## START

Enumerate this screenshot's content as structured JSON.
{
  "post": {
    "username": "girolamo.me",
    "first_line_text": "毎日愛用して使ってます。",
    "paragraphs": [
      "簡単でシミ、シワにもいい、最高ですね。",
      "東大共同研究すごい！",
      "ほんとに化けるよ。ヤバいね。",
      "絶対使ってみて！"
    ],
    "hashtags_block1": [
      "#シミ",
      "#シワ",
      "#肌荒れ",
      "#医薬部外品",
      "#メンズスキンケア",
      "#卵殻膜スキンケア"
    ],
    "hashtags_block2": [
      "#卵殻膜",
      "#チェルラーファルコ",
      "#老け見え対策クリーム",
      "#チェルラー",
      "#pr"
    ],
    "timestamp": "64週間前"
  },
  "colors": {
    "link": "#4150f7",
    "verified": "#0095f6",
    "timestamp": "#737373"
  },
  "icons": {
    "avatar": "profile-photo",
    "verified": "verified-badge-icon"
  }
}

## END

### Work to complete
Transcribe each entry exactly.

### Solution to this exercise
Enumerate this screenshot's content as structured JSON.
{
  "post": {
    "username": "girolamo.me",
    "first_line_text": "毎日愛用して使ってます。",
    "paragraphs": [
      "簡単でシミ、シワにもいい、最高ですね。",
      "東大共同研究すごい！",
      "ほんとに化けるよ。ヤバいね。",
      "絶対使ってみて！"
    ],
    "hashtags_block1": [
      "#シミ",
      "#シワ",
      "#肌荒れ",
      "#医薬部外品",
      "#メンズスキンケア",
      "#卵殻膜スキンケア"
    ],
    "hashtags_block2": [
      "#卵殻膜",
      "#チェルラーファルコ",
      "#老け見え対策クリーム",
      "#チェルラー",
      "#pr"
    ],
    "timestamp": "64週間前"
  },
  "colors": {
    "link": "#4150f7",
    "verified": "#0095f6",
    "timestamp": "#737373"
  },
  "icons": {
    "avatar": "profile-photo",
    "verified": "verified-badge-icon"
  }
}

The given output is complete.